### What to work on
Lay out every line of the data below as a numbered list, omitting any blank lines.

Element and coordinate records
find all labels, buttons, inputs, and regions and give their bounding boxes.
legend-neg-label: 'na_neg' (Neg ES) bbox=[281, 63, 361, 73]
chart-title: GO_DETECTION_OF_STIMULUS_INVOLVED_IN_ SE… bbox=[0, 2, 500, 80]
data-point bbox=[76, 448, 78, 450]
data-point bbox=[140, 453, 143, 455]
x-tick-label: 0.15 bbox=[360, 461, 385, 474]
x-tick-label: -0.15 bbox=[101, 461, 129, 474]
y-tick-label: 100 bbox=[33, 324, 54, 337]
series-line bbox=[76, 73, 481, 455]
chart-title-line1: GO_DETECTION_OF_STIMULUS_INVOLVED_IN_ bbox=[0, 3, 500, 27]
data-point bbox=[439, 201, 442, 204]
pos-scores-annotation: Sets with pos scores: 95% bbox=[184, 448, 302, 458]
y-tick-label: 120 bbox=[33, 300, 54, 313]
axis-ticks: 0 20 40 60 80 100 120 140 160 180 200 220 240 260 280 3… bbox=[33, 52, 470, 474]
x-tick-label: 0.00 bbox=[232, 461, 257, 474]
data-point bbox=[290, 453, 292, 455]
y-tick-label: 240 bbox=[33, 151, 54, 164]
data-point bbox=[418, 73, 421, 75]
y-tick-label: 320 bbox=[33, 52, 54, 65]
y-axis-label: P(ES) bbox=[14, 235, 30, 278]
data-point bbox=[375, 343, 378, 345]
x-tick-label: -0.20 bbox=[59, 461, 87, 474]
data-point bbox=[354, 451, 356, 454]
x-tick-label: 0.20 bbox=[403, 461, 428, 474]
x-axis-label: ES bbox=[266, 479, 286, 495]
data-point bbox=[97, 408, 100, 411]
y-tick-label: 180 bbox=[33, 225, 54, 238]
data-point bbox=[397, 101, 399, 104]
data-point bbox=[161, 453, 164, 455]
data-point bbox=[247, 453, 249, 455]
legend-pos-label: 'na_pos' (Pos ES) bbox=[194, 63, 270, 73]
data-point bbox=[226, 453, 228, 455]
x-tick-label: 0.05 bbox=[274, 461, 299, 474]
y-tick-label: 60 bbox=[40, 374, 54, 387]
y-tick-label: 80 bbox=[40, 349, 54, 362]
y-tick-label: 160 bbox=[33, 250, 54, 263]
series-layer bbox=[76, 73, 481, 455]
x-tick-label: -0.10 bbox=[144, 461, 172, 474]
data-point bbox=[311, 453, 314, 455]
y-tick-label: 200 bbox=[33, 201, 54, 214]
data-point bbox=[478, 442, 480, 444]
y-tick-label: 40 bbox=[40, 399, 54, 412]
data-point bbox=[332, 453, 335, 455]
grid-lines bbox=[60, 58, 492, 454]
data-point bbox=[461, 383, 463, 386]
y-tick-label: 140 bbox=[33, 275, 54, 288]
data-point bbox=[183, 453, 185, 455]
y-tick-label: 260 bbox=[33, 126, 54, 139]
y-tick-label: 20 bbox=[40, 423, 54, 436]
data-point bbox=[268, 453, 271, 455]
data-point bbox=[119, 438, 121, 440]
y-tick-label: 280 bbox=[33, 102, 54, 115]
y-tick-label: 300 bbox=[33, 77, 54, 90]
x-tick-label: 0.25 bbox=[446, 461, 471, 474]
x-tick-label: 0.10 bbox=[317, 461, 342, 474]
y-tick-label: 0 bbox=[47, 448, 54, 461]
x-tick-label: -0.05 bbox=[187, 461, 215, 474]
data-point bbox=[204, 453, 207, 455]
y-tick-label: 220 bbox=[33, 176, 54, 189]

### Result of the task
1. find all labels, buttons, inputs, and regions and give their bounding boxes.
2. legend-neg-label: 'na_neg' (Neg ES) bbox=[281, 63, 361, 73]
3. chart-title: GO_DETECTION_OF_STIMULUS_INVOLVED_IN_ SE… bbox=[0, 2, 500, 80]
4. data-point bbox=[76, 448, 78, 450]
5. data-point bbox=[140, 453, 143, 455]
6. x-tick-label: 0.15 bbox=[360, 461, 385, 474]
7. x-tick-label: -0.15 bbox=[101, 461, 129, 474]
8. y-tick-label: 100 bbox=[33, 324, 54, 337]
9. series-line bbox=[76, 73, 481, 455]
10. chart-title-line1: GO_DETECTION_OF_STIMULUS_INVOLVED_IN_ bbox=[0, 3, 500, 27]
11. data-point bbox=[439, 201, 442, 204]
12. pos-scores-annotation: Sets with pos scores: 95% bbox=[184, 448, 302, 458]
13. y-tick-label: 120 bbox=[33, 300, 54, 313]
14. axis-ticks: 0 20 40 60 80 100 120 140 160 180 200 220 240 260 280 3… bbox=[33, 52, 470, 474]
15. x-tick-label: 0.00 bbox=[232, 461, 257, 474]
16. data-point bbox=[290, 453, 292, 455]
17. y-tick-label: 240 bbox=[33, 151, 54, 164]
18. data-point bbox=[418, 73, 421, 75]
19. y-tick-label: 320 bbox=[33, 52, 54, 65]
20. y-axis-label: P(ES) bbox=[14, 235, 30, 278]
21. data-point bbox=[375, 343, 378, 345]
22. x-tick-label: -0.20 bbox=[59, 461, 87, 474]
23. data-point bbox=[354, 451, 356, 454]
24. x-tick-label: 0.20 bbox=[403, 461, 428, 474]
25. x-axis-label: ES bbox=[266, 479, 286, 495]
26. data-point bbox=[97, 408, 100, 411]
27. y-tick-label: 180 bbox=[33, 225, 54, 238]
28. data-point bbox=[397, 101, 399, 104]
29. data-point bbox=[161, 453, 164, 455]
30. data-point bbox=[247, 453, 249, 455]
31. legend-pos-label: 'na_pos' (Pos ES) bbox=[194, 63, 270, 73]
32. data-point bbox=[226, 453, 228, 455]
33. x-tick-label: 0.05 bbox=[274, 461, 299, 474]
34. y-tick-label: 60 bbox=[40, 374, 54, 387]
35. y-tick-label: 80 bbox=[40, 349, 54, 362]
36. y-tick-label: 160 bbox=[33, 250, 54, 263]
37. series-layer bbox=[76, 73, 481, 455]
38. x-tick-label: -0.10 bbox=[144, 461, 172, 474]
39. data-point bbox=[311, 453, 314, 455]
40. y-tick-label: 200 bbox=[33, 201, 54, 214]
41. data-point bbox=[478, 442, 480, 444]
42. y-tick-label: 40 bbox=[40, 399, 54, 412]
43. data-point bbox=[332, 453, 335, 455]
44. grid-lines bbox=[60, 58, 492, 454]
45. data-point bbox=[461, 383, 463, 386]
46. y-tick-label: 140 bbox=[33, 275, 54, 288]
47. data-point bbox=[183, 453, 185, 455]
48. y-tick-label: 260 bbox=[33, 126, 54, 139]
49. y-tick-label: 20 bbox=[40, 423, 54, 436]
50. data-point bbox=[268, 453, 271, 455]
51. data-point bbox=[119, 438, 121, 440]
52. y-tick-label: 280 bbox=[33, 102, 54, 115]
53. y-tick-label: 300 bbox=[33, 77, 54, 90]
54. x-tick-label: 0.25 bbox=[446, 461, 471, 474]
55. x-tick-label: 0.10 bbox=[317, 461, 342, 474]
56. y-tick-label: 0 bbox=[47, 448, 54, 461]
57. x-tick-label: -0.05 bbox=[187, 461, 215, 474]
58. data-point bbox=[204, 453, 207, 455]
59. y-tick-label: 220 bbox=[33, 176, 54, 189]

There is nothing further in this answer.